Starting with the line that contains "Localize each UI" and going on through the line that contains "bar: [326, 267, 398, 435]", format those items as a numbered list, leaving out any blank lines.

* Start *

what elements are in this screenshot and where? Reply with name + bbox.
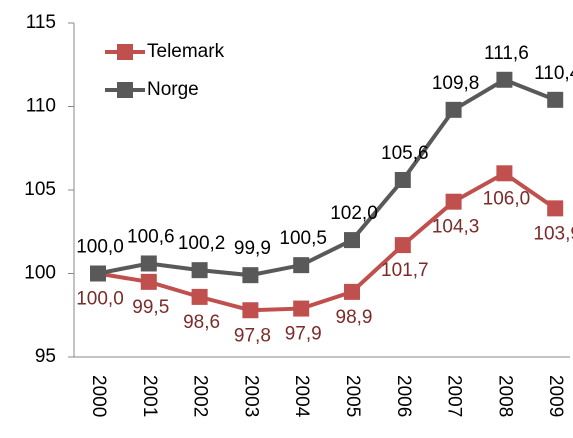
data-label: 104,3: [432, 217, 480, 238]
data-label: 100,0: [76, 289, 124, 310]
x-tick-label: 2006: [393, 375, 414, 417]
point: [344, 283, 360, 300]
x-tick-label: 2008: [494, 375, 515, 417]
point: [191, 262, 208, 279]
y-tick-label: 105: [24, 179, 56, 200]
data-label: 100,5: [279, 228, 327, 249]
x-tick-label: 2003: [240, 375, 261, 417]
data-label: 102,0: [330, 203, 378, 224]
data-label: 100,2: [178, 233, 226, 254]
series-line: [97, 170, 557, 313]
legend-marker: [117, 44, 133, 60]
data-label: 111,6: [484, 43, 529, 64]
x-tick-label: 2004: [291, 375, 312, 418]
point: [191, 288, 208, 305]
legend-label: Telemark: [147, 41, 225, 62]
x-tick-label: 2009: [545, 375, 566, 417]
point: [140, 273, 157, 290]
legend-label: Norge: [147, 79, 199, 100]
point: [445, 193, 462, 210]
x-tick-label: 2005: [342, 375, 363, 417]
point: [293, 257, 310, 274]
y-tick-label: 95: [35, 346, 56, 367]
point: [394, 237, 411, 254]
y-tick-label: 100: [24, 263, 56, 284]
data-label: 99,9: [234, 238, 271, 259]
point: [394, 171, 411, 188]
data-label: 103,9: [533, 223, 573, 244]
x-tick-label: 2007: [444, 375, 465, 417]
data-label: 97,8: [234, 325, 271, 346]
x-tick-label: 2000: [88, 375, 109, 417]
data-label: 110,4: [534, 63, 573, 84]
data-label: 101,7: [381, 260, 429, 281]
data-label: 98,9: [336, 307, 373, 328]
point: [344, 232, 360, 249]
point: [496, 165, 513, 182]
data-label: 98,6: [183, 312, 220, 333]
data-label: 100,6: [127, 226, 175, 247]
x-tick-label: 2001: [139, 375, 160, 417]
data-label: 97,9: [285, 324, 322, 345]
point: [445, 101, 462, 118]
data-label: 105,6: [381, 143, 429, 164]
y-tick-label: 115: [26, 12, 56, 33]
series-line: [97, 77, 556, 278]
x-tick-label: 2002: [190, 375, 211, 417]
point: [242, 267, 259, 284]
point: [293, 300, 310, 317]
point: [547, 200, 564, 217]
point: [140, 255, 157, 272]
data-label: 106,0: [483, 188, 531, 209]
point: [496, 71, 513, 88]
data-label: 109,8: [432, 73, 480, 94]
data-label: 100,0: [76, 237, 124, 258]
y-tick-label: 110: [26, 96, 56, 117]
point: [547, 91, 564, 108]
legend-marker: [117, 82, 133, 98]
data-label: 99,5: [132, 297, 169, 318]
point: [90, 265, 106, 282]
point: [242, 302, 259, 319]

* End *
* Start *

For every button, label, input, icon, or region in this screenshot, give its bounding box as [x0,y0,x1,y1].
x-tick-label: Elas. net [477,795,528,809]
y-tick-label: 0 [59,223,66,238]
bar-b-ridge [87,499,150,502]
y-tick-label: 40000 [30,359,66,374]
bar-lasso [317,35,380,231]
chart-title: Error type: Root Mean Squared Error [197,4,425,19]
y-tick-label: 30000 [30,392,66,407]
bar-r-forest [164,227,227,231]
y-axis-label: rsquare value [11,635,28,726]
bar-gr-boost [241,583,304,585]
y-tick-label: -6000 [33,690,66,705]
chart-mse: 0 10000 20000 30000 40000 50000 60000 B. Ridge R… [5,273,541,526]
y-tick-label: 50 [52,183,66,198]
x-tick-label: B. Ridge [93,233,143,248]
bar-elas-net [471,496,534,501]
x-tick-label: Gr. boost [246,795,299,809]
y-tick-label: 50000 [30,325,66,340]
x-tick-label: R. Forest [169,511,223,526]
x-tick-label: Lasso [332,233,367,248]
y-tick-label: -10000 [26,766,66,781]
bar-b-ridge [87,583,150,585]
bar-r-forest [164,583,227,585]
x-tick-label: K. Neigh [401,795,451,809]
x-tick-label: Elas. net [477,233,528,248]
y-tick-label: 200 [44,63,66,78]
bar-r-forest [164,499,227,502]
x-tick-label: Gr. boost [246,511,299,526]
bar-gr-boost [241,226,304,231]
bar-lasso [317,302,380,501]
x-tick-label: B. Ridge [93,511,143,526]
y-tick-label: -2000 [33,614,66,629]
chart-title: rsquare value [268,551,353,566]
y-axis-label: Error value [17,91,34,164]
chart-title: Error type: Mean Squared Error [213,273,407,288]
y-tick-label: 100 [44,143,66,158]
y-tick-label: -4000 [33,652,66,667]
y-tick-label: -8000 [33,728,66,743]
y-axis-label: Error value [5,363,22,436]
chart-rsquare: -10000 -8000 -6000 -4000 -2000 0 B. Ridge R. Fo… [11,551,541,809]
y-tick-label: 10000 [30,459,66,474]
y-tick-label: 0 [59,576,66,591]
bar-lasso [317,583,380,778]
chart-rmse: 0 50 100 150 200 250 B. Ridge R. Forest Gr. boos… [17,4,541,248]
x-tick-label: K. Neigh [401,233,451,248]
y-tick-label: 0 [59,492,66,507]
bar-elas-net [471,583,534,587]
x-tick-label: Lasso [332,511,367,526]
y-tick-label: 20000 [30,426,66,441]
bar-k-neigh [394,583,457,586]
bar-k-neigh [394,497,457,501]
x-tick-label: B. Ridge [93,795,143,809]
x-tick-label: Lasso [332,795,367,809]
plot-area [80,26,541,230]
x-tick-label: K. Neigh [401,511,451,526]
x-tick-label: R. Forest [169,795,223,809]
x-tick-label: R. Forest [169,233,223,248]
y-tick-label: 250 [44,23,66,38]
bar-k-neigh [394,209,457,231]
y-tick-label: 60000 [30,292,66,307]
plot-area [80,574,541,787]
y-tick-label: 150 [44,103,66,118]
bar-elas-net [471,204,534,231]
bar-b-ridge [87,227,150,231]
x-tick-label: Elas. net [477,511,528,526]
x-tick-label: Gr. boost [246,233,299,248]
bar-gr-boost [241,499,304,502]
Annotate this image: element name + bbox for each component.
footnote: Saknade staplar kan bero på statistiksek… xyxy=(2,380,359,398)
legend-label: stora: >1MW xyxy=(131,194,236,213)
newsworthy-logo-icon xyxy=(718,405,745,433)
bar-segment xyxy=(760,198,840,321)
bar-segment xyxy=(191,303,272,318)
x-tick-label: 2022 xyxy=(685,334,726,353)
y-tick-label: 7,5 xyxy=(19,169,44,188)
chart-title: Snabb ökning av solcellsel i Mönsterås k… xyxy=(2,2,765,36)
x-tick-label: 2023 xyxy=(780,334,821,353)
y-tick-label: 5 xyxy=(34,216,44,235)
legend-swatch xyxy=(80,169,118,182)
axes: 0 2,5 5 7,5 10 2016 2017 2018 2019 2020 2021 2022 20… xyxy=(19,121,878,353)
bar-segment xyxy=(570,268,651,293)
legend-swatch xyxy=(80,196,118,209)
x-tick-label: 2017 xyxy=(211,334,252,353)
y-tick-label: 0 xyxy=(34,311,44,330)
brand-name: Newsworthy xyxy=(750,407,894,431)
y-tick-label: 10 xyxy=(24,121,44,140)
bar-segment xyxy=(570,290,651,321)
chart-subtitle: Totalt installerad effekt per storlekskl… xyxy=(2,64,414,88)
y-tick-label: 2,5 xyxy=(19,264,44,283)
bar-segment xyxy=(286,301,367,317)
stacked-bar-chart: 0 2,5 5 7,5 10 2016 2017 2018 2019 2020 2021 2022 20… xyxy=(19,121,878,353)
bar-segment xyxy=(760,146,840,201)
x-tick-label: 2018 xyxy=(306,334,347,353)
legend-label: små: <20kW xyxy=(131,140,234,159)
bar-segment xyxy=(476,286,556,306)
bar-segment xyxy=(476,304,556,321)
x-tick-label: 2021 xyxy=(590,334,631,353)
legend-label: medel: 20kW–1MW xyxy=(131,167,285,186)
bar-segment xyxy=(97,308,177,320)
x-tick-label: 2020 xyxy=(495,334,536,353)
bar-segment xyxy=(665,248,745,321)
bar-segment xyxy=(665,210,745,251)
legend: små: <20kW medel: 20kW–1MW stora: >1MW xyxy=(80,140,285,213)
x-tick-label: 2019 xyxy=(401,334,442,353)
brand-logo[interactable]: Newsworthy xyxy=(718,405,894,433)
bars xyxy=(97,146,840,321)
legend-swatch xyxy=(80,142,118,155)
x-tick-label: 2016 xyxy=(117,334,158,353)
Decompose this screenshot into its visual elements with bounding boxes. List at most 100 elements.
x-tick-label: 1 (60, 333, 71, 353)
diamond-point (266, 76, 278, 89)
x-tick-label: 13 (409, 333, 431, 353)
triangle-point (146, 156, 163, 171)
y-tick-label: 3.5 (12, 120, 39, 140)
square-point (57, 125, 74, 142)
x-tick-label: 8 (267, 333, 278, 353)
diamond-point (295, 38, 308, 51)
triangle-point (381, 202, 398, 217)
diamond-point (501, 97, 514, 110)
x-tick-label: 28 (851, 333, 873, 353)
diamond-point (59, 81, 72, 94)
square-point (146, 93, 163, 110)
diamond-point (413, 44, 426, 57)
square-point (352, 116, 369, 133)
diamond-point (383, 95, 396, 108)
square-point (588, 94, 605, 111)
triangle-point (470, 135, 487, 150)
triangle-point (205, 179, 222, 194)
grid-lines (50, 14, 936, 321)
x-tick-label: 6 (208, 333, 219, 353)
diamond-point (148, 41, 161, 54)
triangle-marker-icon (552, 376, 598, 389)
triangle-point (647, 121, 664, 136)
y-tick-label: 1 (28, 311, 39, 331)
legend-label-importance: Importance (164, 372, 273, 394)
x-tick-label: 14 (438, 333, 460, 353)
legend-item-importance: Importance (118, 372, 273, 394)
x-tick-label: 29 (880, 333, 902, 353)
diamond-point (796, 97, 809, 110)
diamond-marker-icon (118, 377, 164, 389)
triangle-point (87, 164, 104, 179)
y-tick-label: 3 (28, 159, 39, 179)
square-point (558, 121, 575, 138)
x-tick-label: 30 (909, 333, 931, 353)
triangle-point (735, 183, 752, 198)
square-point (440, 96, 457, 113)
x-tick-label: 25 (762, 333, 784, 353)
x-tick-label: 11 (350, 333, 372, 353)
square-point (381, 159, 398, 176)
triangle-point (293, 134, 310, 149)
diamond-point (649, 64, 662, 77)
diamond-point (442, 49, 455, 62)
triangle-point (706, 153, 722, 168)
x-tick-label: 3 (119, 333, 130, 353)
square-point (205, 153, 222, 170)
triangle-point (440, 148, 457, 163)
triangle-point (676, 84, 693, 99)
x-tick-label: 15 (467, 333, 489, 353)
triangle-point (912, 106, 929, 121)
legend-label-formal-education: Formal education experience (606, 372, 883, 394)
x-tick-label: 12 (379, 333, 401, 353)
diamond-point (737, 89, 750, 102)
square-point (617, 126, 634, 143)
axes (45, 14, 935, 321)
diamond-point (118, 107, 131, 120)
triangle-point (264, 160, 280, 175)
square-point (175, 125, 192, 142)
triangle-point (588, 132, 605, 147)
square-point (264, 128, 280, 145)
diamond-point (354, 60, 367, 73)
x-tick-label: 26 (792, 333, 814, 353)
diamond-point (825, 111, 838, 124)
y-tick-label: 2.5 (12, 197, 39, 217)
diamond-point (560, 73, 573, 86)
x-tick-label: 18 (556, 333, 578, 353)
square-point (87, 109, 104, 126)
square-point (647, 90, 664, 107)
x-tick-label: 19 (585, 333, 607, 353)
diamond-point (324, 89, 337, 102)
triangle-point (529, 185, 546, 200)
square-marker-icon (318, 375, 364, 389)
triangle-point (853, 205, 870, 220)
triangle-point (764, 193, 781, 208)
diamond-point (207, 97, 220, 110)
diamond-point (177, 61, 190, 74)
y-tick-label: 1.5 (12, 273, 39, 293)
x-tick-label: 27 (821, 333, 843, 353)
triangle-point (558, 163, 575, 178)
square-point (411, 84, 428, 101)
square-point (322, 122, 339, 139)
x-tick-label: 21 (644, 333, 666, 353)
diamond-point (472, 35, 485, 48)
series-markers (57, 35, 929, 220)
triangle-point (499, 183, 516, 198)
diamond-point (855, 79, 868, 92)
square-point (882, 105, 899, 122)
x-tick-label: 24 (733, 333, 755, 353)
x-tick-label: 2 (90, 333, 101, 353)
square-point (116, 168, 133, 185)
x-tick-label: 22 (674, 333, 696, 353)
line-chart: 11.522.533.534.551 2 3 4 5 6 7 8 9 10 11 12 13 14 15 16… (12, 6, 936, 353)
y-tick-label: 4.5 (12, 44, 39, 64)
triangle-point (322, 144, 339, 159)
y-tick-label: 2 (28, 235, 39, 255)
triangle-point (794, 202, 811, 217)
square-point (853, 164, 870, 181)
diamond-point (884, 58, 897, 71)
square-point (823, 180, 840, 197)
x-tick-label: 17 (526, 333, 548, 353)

* End *
* Start *

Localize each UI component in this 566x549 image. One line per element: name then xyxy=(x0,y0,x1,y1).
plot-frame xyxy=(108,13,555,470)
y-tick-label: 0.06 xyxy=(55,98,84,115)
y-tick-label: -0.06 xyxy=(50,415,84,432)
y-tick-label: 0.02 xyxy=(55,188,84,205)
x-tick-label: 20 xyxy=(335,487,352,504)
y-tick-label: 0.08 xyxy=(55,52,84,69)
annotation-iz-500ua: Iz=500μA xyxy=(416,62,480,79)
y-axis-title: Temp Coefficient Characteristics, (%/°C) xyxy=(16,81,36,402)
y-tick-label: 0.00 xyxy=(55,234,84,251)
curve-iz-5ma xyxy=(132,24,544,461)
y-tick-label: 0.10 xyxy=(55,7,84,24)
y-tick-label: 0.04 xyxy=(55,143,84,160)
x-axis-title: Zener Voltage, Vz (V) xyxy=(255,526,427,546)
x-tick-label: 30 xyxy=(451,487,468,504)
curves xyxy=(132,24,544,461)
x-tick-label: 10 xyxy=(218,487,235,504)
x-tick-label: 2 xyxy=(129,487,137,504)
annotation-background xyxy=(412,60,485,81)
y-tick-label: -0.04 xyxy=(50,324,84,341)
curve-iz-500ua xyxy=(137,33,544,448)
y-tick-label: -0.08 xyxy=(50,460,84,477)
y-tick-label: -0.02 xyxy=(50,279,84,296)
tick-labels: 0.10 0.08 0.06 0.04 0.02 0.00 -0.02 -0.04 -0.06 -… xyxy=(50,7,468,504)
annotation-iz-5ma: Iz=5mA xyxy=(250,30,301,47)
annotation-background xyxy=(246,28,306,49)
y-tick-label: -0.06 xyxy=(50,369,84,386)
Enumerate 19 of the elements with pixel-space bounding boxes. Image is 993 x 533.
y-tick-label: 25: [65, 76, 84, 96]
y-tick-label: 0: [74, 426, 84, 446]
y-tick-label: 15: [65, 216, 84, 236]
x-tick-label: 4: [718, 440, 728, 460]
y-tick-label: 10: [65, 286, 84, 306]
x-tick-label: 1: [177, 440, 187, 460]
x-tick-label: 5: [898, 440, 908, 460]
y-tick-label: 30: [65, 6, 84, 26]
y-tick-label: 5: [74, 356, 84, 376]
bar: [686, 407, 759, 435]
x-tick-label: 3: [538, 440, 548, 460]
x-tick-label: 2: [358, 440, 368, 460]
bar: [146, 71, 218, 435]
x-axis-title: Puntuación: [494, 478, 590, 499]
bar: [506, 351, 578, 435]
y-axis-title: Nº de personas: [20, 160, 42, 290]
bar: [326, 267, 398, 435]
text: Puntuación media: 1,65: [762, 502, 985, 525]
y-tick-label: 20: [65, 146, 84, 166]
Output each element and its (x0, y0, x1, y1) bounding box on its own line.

* End *

__SOLVED PROBLEM__
1. Localize each UI component in this 566x549 image. One line per element: name then xyxy=(x0,y0,x1,y1).
2. plot-frame xyxy=(108,13,555,470)
3. y-tick-label: 0.06 xyxy=(55,98,84,115)
4. y-tick-label: -0.06 xyxy=(50,415,84,432)
5. y-tick-label: 0.02 xyxy=(55,188,84,205)
6. x-tick-label: 20 xyxy=(335,487,352,504)
7. y-tick-label: 0.08 xyxy=(55,52,84,69)
8. annotation-iz-500ua: Iz=500μA xyxy=(416,62,480,79)
9. y-axis-title: Temp Coefficient Characteristics, (%/°C) xyxy=(16,81,36,402)
10. y-tick-label: 0.00 xyxy=(55,234,84,251)
11. curve-iz-5ma xyxy=(132,24,544,461)
12. y-tick-label: 0.10 xyxy=(55,7,84,24)
13. y-tick-label: 0.04 xyxy=(55,143,84,160)
14. x-axis-title: Zener Voltage, Vz (V) xyxy=(255,526,427,546)
15. x-tick-label: 30 xyxy=(451,487,468,504)
16. curves xyxy=(132,24,544,461)
17. x-tick-label: 10 xyxy=(218,487,235,504)
18. x-tick-label: 2 xyxy=(129,487,137,504)
19. annotation-background xyxy=(412,60,485,81)
20. y-tick-label: -0.04 xyxy=(50,324,84,341)
21. curve-iz-500ua xyxy=(137,33,544,448)
22. y-tick-label: -0.08 xyxy=(50,460,84,477)
23. y-tick-label: -0.02 xyxy=(50,279,84,296)
24. tick-labels: 0.10 0.08 0.06 0.04 0.02 0.00 -0.02 -0.04 -0.06 -… xyxy=(50,7,468,504)
25. annotation-iz-5ma: Iz=5mA xyxy=(250,30,301,47)
26. annotation-background xyxy=(246,28,306,49)
27. y-tick-label: -0.06 xyxy=(50,369,84,386)
28. Enumerate 19 of the elements with pixel-space bounding boxes. Image is 993 x 533.
29. y-tick-label: 25: [65, 76, 84, 96]
30. y-tick-label: 0: [74, 426, 84, 446]
31. y-tick-label: 15: [65, 216, 84, 236]
32. x-tick-label: 4: [718, 440, 728, 460]
33. y-tick-label: 10: [65, 286, 84, 306]
34. x-tick-label: 1: [177, 440, 187, 460]
35. x-tick-label: 5: [898, 440, 908, 460]
36. y-tick-label: 30: [65, 6, 84, 26]
37. y-tick-label: 5: [74, 356, 84, 376]
38. bar: [686, 407, 759, 435]
39. x-tick-label: 3: [538, 440, 548, 460]
40. x-tick-label: 2: [358, 440, 368, 460]
41. bar: [146, 71, 218, 435]
42. x-axis-title: Puntuación: [494, 478, 590, 499]
43. bar: [506, 351, 578, 435]
44. y-axis-title: Nº de personas: [20, 160, 42, 290]
45. bar: [326, 267, 398, 435]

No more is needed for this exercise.